- [Record list]:
++++++++++++++++++++
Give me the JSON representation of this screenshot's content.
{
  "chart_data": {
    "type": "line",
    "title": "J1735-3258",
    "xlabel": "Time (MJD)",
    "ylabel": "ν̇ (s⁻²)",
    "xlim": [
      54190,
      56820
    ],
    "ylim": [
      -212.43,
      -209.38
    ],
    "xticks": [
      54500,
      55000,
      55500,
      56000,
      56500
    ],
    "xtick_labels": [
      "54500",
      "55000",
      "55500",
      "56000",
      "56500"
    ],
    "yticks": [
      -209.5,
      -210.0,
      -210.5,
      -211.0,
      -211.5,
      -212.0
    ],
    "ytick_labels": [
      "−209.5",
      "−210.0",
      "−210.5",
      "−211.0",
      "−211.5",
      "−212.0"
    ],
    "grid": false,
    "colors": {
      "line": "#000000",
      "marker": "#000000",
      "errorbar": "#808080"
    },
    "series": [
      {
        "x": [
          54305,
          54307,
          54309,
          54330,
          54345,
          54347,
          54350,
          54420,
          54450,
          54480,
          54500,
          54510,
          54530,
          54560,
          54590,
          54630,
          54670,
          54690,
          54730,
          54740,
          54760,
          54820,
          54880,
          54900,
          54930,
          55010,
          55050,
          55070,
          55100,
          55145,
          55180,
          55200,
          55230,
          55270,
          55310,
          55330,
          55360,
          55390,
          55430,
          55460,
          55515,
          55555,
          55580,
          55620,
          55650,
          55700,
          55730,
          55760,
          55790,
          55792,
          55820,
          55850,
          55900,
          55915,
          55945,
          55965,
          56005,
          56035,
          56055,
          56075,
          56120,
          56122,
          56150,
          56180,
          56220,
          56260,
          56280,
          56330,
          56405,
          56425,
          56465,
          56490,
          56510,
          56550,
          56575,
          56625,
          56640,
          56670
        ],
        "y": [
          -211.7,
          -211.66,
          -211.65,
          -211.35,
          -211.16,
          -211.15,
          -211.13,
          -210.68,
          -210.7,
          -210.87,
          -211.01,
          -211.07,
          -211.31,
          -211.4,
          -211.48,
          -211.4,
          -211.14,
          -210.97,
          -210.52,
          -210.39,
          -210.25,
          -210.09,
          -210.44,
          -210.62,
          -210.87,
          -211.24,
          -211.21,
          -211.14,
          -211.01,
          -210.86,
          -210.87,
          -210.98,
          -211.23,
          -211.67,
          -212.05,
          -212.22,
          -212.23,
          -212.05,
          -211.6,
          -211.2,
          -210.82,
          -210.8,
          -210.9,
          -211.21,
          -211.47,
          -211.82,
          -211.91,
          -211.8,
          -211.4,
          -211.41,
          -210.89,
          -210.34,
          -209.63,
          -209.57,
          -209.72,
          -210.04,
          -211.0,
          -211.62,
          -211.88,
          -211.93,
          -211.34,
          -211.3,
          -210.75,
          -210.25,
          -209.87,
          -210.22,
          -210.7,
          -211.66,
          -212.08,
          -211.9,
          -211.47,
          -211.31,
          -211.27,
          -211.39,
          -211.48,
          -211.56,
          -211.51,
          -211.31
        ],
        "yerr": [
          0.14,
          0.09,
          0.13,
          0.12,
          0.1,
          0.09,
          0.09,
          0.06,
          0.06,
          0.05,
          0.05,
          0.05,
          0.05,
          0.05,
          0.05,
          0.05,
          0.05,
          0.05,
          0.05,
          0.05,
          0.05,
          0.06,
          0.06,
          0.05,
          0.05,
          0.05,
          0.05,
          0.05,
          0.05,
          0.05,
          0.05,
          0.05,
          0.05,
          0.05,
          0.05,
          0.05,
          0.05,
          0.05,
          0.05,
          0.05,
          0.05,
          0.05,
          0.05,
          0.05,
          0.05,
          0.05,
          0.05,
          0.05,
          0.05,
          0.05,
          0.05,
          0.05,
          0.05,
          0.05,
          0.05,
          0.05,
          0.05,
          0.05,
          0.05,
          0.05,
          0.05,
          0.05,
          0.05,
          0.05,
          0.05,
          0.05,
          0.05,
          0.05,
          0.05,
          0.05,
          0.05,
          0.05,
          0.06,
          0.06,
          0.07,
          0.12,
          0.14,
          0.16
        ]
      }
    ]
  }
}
++++++++++++++++++++
- [Your goal]:
Copy every record exactly as presented.

- [Response to this task]:
Give me the JSON representation of this screenshot's content.
{
  "chart_data": {
    "type": "line",
    "title": "J1735-3258",
    "xlabel": "Time (MJD)",
    "ylabel": "ν̇ (s⁻²)",
    "xlim": [
      54190,
      56820
    ],
    "ylim": [
      -212.43,
      -209.38
    ],
    "xticks": [
      54500,
      55000,
      55500,
      56000,
      56500
    ],
    "xtick_labels": [
      "54500",
      "55000",
      "55500",
      "56000",
      "56500"
    ],
    "yticks": [
      -209.5,
      -210.0,
      -210.5,
      -211.0,
      -211.5,
      -212.0
    ],
    "ytick_labels": [
      "−209.5",
      "−210.0",
      "−210.5",
      "−211.0",
      "−211.5",
      "−212.0"
    ],
    "grid": false,
    "colors": {
      "line": "#000000",
      "marker": "#000000",
      "errorbar": "#808080"
    },
    "series": [
      {
        "x": [
          54305,
          54307,
          54309,
          54330,
          54345,
          54347,
          54350,
          54420,
          54450,
          54480,
          54500,
          54510,
          54530,
          54560,
          54590,
          54630,
          54670,
          54690,
          54730,
          54740,
          54760,
          54820,
          54880,
          54900,
          54930,
          55010,
          55050,
          55070,
          55100,
          55145,
          55180,
          55200,
          55230,
          55270,
          55310,
          55330,
          55360,
          55390,
          55430,
          55460,
          55515,
          55555,
          55580,
          55620,
          55650,
          55700,
          55730,
          55760,
          55790,
          55792,
          55820,
          55850,
          55900,
          55915,
          55945,
          55965,
          56005,
          56035,
          56055,
          56075,
          56120,
          56122,
          56150,
          56180,
          56220,
          56260,
          56280,
          56330,
          56405,
          56425,
          56465,
          56490,
          56510,
          56550,
          56575,
          56625,
          56640,
          56670
        ],
        "y": [
          -211.7,
          -211.66,
          -211.65,
          -211.35,
          -211.16,
          -211.15,
          -211.13,
          -210.68,
          -210.7,
          -210.87,
          -211.01,
          -211.07,
          -211.31,
          -211.4,
          -211.48,
          -211.4,
          -211.14,
          -210.97,
          -210.52,
          -210.39,
          -210.25,
          -210.09,
          -210.44,
          -210.62,
          -210.87,
          -211.24,
          -211.21,
          -211.14,
          -211.01,
          -210.86,
          -210.87,
          -210.98,
          -211.23,
          -211.67,
          -212.05,
          -212.22,
          -212.23,
          -212.05,
          -211.6,
          -211.2,
          -210.82,
          -210.8,
          -210.9,
          -211.21,
          -211.47,
          -211.82,
          -211.91,
          -211.8,
          -211.4,
          -211.41,
          -210.89,
          -210.34,
          -209.63,
          -209.57,
          -209.72,
          -210.04,
          -211.0,
          -211.62,
          -211.88,
          -211.93,
          -211.34,
          -211.3,
          -210.75,
          -210.25,
          -209.87,
          -210.22,
          -210.7,
          -211.66,
          -212.08,
          -211.9,
          -211.47,
          -211.31,
          -211.27,
          -211.39,
          -211.48,
          -211.56,
          -211.51,
          -211.31
        ],
        "yerr": [
          0.14,
          0.09,
          0.13,
          0.12,
          0.1,
          0.09,
          0.09,
          0.06,
          0.06,
          0.05,
          0.05,
          0.05,
          0.05,
          0.05,
          0.05,
          0.05,
          0.05,
          0.05,
          0.05,
          0.05,
          0.05,
          0.06,
          0.06,
          0.05,
          0.05,
          0.05,
          0.05,
          0.05,
          0.05,
          0.05,
          0.05,
          0.05,
          0.05,
          0.05,
          0.05,
          0.05,
          0.05,
          0.05,
          0.05,
          0.05,
          0.05,
          0.05,
          0.05,
          0.05,
          0.05,
          0.05,
          0.05,
          0.05,
          0.05,
          0.05,
          0.05,
          0.05,
          0.05,
          0.05,
          0.05,
          0.05,
          0.05,
          0.05,
          0.05,
          0.05,
          0.05,
          0.05,
          0.05,
          0.05,
          0.05,
          0.05,
          0.05,
          0.05,
          0.05,
          0.05,
          0.05,
          0.05,
          0.06,
          0.06,
          0.07,
          0.12,
          0.14,
          0.16
        ]
      }
    ]
  }
}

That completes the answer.